AIM
Give the listing below again in full, exactly as written.

EXERCISE INPUT
══════

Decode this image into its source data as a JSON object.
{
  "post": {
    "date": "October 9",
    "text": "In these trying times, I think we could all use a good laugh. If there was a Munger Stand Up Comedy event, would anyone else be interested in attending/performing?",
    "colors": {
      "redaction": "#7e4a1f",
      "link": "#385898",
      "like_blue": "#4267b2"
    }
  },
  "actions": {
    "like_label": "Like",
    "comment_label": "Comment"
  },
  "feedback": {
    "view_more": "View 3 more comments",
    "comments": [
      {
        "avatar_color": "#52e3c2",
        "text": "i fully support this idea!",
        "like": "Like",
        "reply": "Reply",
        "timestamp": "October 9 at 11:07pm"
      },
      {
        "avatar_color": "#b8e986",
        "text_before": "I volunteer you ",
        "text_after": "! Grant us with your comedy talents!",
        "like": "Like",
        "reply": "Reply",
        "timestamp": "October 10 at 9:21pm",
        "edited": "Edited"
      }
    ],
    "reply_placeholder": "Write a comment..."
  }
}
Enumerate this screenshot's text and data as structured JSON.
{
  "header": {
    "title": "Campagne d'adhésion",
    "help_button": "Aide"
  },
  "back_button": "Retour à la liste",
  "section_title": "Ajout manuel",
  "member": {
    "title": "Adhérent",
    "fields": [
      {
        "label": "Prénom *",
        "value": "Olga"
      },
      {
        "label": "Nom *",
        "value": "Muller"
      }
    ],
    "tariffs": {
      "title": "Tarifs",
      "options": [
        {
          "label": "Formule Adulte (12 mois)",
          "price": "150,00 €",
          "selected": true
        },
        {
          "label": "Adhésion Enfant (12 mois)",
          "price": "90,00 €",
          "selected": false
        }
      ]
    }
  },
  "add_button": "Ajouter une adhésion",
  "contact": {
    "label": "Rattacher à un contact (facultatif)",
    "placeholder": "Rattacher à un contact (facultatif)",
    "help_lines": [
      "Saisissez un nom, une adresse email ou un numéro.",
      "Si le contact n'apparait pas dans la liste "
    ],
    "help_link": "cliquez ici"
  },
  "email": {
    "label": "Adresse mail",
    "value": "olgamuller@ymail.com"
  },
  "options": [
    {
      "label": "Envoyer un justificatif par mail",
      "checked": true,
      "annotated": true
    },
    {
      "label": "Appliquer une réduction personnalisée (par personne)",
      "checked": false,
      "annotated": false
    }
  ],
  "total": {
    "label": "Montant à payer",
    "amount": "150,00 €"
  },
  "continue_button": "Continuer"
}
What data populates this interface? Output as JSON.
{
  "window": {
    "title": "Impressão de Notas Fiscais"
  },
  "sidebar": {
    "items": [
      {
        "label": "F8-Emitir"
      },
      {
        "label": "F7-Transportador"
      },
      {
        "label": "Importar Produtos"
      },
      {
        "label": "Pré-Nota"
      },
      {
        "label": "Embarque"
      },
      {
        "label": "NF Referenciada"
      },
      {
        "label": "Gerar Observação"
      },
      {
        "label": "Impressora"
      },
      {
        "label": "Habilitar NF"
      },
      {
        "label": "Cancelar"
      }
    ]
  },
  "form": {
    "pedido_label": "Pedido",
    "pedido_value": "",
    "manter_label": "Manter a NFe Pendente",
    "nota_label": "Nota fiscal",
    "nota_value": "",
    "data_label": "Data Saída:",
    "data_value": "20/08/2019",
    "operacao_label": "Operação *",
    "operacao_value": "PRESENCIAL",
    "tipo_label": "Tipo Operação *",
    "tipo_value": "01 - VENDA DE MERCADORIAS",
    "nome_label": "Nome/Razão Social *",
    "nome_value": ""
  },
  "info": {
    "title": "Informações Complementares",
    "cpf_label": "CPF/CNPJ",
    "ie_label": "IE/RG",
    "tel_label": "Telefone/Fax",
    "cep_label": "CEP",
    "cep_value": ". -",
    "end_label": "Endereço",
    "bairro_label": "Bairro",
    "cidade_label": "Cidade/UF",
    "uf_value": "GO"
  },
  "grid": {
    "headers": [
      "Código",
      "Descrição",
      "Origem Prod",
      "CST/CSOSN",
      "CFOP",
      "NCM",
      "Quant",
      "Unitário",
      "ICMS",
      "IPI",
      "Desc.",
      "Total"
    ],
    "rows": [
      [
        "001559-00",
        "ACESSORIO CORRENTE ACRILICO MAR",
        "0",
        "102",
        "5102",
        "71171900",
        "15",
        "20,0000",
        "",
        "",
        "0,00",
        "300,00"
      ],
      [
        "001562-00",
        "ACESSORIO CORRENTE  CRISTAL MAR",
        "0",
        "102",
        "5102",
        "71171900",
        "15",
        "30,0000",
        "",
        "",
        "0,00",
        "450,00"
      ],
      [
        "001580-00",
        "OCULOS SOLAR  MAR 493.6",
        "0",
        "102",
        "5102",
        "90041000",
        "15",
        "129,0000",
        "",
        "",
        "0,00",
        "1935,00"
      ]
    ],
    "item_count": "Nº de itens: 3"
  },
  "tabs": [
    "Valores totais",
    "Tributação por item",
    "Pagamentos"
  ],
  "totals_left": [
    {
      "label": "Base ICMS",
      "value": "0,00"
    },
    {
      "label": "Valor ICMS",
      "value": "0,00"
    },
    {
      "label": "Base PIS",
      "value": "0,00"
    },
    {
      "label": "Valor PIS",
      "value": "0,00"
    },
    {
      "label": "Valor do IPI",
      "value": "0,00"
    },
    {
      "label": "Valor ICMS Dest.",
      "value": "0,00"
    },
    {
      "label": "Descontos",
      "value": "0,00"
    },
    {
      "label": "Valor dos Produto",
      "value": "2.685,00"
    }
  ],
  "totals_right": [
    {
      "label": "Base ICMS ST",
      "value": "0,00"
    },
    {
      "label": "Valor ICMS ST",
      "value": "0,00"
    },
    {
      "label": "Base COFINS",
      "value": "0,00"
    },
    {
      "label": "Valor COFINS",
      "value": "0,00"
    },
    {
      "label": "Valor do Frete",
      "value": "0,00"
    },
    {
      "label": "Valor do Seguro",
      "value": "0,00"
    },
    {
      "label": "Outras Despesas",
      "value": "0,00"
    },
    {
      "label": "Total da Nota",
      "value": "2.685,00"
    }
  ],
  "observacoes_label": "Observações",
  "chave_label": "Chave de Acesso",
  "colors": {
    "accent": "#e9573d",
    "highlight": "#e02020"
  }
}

══════

SOLUTION BELOW
Decode this image into its source data as a JSON object.
{
  "post": {
    "date": "October 9",
    "text": "In these trying times, I think we could all use a good laugh. If there was a Munger Stand Up Comedy event, would anyone else be interested in attending/performing?",
    "colors": {
      "redaction": "#7e4a1f",
      "link": "#385898",
      "like_blue": "#4267b2"
    }
  },
  "actions": {
    "like_label": "Like",
    "comment_label": "Comment"
  },
  "feedback": {
    "view_more": "View 3 more comments",
    "comments": [
      {
        "avatar_color": "#52e3c2",
        "text": "i fully support this idea!",
        "like": "Like",
        "reply": "Reply",
        "timestamp": "October 9 at 11:07pm"
      },
      {
        "avatar_color": "#b8e986",
        "text_before": "I volunteer you ",
        "text_after": "! Grant us with your comedy talents!",
        "like": "Like",
        "reply": "Reply",
        "timestamp": "October 10 at 9:21pm",
        "edited": "Edited"
      }
    ],
    "reply_placeholder": "Write a comment..."
  }
}
Enumerate this screenshot's text and data as structured JSON.
{
  "header": {
    "title": "Campagne d'adhésion",
    "help_button": "Aide"
  },
  "back_button": "Retour à la liste",
  "section_title": "Ajout manuel",
  "member": {
    "title": "Adhérent",
    "fields": [
      {
        "label": "Prénom *",
        "value": "Olga"
      },
      {
        "label": "Nom *",
        "value": "Muller"
      }
    ],
    "tariffs": {
      "title": "Tarifs",
      "options": [
        {
          "label": "Formule Adulte (12 mois)",
          "price": "150,00 €",
          "selected": true
        },
        {
          "label": "Adhésion Enfant (12 mois)",
          "price": "90,00 €",
          "selected": false
        }
      ]
    }
  },
  "add_button": "Ajouter une adhésion",
  "contact": {
    "label": "Rattacher à un contact (facultatif)",
    "placeholder": "Rattacher à un contact (facultatif)",
    "help_lines": [
      "Saisissez un nom, une adresse email ou un numéro.",
      "Si le contact n'apparait pas dans la liste "
    ],
    "help_link": "cliquez ici"
  },
  "email": {
    "label": "Adresse mail",
    "value": "olgamuller@ymail.com"
  },
  "options": [
    {
      "label": "Envoyer un justificatif par mail",
      "checked": true,
      "annotated": true
    },
    {
      "label": "Appliquer une réduction personnalisée (par personne)",
      "checked": false,
      "annotated": false
    }
  ],
  "total": {
    "label": "Montant à payer",
    "amount": "150,00 €"
  },
  "continue_button": "Continuer"
}
What data populates this interface? Output as JSON.
{
  "window": {
    "title": "Impressão de Notas Fiscais"
  },
  "sidebar": {
    "items": [
      {
        "label": "F8-Emitir"
      },
      {
        "label": "F7-Transportador"
      },
      {
        "label": "Importar Produtos"
      },
      {
        "label": "Pré-Nota"
      },
      {
        "label": "Embarque"
      },
      {
        "label": "NF Referenciada"
      },
      {
        "label": "Gerar Observação"
      },
      {
        "label": "Impressora"
      },
      {
        "label": "Habilitar NF"
      },
      {
        "label": "Cancelar"
      }
    ]
  },
  "form": {
    "pedido_label": "Pedido",
    "pedido_value": "",
    "manter_label": "Manter a NFe Pendente",
    "nota_label": "Nota fiscal",
    "nota_value": "",
    "data_label": "Data Saída:",
    "data_value": "20/08/2019",
    "operacao_label": "Operação *",
    "operacao_value": "PRESENCIAL",
    "tipo_label": "Tipo Operação *",
    "tipo_value": "01 - VENDA DE MERCADORIAS",
    "nome_label": "Nome/Razão Social *",
    "nome_value": ""
  },
  "info": {
    "title": "Informações Complementares",
    "cpf_label": "CPF/CNPJ",
    "ie_label": "IE/RG",
    "tel_label": "Telefone/Fax",
    "cep_label": "CEP",
    "cep_value": ". -",
    "end_label": "Endereço",
    "bairro_label": "Bairro",
    "cidade_label": "Cidade/UF",
    "uf_value": "GO"
  },
  "grid": {
    "headers": [
      "Código",
      "Descrição",
      "Origem Prod",
      "CST/CSOSN",
      "CFOP",
      "NCM",
      "Quant",
      "Unitário",
      "ICMS",
      "IPI",
      "Desc.",
      "Total"
    ],
    "rows": [
      [
        "001559-00",
        "ACESSORIO CORRENTE ACRILICO MAR",
        "0",
        "102",
        "5102",
        "71171900",
        "15",
        "20,0000",
        "",
        "",
        "0,00",
        "300,00"
      ],
      [
        "001562-00",
        "ACESSORIO CORRENTE  CRISTAL MAR",
        "0",
        "102",
        "5102",
        "71171900",
        "15",
        "30,0000",
        "",
        "",
        "0,00",
        "450,00"
      ],
      [
        "001580-00",
        "OCULOS SOLAR  MAR 493.6",
        "0",
        "102",
        "5102",
        "90041000",
        "15",
        "129,0000",
        "",
        "",
        "0,00",
        "1935,00"
      ]
    ],
    "item_count": "Nº de itens: 3"
  },
  "tabs": [
    "Valores totais",
    "Tributação por item",
    "Pagamentos"
  ],
  "totals_left": [
    {
      "label": "Base ICMS",
      "value": "0,00"
    },
    {
      "label": "Valor ICMS",
      "value": "0,00"
    },
    {
      "label": "Base PIS",
      "value": "0,00"
    },
    {
      "label": "Valor PIS",
      "value": "0,00"
    },
    {
      "label": "Valor do IPI",
      "value": "0,00"
    },
    {
      "label": "Valor ICMS Dest.",
      "value": "0,00"
    },
    {
      "label": "Descontos",
      "value": "0,00"
    },
    {
      "label": "Valor dos Produto",
      "value": "2.685,00"
    }
  ],
  "totals_right": [
    {
      "label": "Base ICMS ST",
      "value": "0,00"
    },
    {
      "label": "Valor ICMS ST",
      "value": "0,00"
    },
    {
      "label": "Base COFINS",
      "value": "0,00"
    },
    {
      "label": "Valor COFINS",
      "value": "0,00"
    },
    {
      "label": "Valor do Frete",
      "value": "0,00"
    },
    {
      "label": "Valor do Seguro",
      "value": "0,00"
    },
    {
      "label": "Outras Despesas",
      "value": "0,00"
    },
    {
      "label": "Total da Nota",
      "value": "2.685,00"
    }
  ],
  "observacoes_label": "Observações",
  "chave_label": "Chave de Acesso",
  "colors": {
    "accent": "#e9573d",
    "highlight": "#e02020"
  }
}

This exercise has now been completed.